● **Exercise brief**
Output the records exactly. Include every line.

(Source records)
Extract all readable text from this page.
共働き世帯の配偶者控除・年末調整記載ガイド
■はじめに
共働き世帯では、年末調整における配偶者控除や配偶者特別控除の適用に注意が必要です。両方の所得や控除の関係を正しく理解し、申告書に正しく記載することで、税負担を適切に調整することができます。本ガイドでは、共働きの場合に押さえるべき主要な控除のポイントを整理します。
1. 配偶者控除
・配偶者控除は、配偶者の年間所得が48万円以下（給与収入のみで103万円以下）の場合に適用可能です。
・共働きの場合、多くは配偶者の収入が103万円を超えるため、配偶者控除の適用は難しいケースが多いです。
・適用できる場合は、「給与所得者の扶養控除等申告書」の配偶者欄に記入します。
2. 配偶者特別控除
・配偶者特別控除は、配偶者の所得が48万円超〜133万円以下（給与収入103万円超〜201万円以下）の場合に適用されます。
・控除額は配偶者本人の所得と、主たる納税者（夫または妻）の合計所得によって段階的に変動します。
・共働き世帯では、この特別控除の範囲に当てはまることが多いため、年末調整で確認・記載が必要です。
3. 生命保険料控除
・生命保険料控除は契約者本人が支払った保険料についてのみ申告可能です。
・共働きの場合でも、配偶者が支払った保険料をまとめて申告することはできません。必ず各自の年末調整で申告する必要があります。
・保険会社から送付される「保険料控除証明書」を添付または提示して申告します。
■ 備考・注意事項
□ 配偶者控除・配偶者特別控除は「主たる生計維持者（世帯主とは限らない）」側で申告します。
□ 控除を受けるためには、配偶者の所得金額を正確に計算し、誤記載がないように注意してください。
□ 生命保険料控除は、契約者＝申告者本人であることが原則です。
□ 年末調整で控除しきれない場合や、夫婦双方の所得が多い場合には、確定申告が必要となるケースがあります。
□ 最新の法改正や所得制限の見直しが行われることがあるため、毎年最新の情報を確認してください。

● **Written answer**
Extract all readable text from this page.
共働き世帯の配偶者控除・年末調整記載ガイド
■はじめに
共働き世帯では、年末調整における配偶者控除や配偶者特別控除の適用に注意が必要です。両方の所得や控除の関係を正しく理解し、申告書に正しく記載することで、税負担を適切に調整することができます。本ガイドでは、共働きの場合に押さえるべき主要な控除のポイントを整理します。
1. 配偶者控除
・配偶者控除は、配偶者の年間所得が48万円以下（給与収入のみで103万円以下）の場合に適用可能です。
・共働きの場合、多くは配偶者の収入が103万円を超えるため、配偶者控除の適用は難しいケースが多いです。
・適用できる場合は、「給与所得者の扶養控除等申告書」の配偶者欄に記入します。
2. 配偶者特別控除
・配偶者特別控除は、配偶者の所得が48万円超〜133万円以下（給与収入103万円超〜201万円以下）の場合に適用されます。
・控除額は配偶者本人の所得と、主たる納税者（夫または妻）の合計所得によって段階的に変動します。
・共働き世帯では、この特別控除の範囲に当てはまることが多いため、年末調整で確認・記載が必要です。
3. 生命保険料控除
・生命保険料控除は契約者本人が支払った保険料についてのみ申告可能です。
・共働きの場合でも、配偶者が支払った保険料をまとめて申告することはできません。必ず各自の年末調整で申告する必要があります。
・保険会社から送付される「保険料控除証明書」を添付または提示して申告します。
■ 備考・注意事項
□ 配偶者控除・配偶者特別控除は「主たる生計維持者（世帯主とは限らない）」側で申告します。
□ 控除を受けるためには、配偶者の所得金額を正確に計算し、誤記載がないように注意してください。
□ 生命保険料控除は、契約者＝申告者本人であることが原則です。
□ 年末調整で控除しきれない場合や、夫婦双方の所得が多い場合には、確定申告が必要となるケースがあります。
□ 最新の法改正や所得制限の見直しが行われることがあるため、毎年最新の情報を確認してください。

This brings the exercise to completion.